*Exercise details:* Copy every line of the data in which the word "pruning" occurs.

*Dataset rows:*
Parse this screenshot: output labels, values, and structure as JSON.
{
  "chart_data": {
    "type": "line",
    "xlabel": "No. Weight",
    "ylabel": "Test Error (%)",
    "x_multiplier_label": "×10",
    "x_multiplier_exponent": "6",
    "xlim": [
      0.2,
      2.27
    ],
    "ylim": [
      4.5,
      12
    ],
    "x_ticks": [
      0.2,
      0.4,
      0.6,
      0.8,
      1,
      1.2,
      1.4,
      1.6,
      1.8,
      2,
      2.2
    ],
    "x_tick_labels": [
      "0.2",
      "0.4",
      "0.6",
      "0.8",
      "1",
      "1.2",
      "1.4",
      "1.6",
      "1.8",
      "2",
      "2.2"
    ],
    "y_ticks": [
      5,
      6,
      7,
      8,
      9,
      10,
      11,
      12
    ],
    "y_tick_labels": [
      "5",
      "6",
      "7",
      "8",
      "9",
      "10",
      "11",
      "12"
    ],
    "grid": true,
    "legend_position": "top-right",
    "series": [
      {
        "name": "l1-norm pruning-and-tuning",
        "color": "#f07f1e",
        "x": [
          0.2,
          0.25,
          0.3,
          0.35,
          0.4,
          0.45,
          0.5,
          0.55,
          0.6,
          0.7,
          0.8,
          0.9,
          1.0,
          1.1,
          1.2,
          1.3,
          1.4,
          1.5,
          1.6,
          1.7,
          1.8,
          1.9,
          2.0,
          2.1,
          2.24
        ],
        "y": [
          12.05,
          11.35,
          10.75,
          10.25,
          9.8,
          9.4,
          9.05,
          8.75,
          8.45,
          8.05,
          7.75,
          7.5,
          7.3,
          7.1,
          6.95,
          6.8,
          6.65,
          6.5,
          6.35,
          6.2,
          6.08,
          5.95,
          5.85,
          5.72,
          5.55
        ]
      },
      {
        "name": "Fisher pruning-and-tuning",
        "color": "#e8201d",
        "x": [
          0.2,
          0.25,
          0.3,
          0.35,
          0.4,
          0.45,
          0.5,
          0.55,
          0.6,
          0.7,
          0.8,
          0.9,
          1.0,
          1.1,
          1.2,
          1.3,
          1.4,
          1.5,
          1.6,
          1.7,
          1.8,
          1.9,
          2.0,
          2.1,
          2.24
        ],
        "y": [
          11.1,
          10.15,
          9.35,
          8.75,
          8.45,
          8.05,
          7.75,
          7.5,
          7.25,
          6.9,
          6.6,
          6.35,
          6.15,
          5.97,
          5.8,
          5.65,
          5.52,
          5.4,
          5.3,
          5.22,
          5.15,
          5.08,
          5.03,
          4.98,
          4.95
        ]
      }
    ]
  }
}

*Exercise output:*
        "name": "l1-norm pruning-and-tuning",
        "name": "Fisher pruning-and-tuning",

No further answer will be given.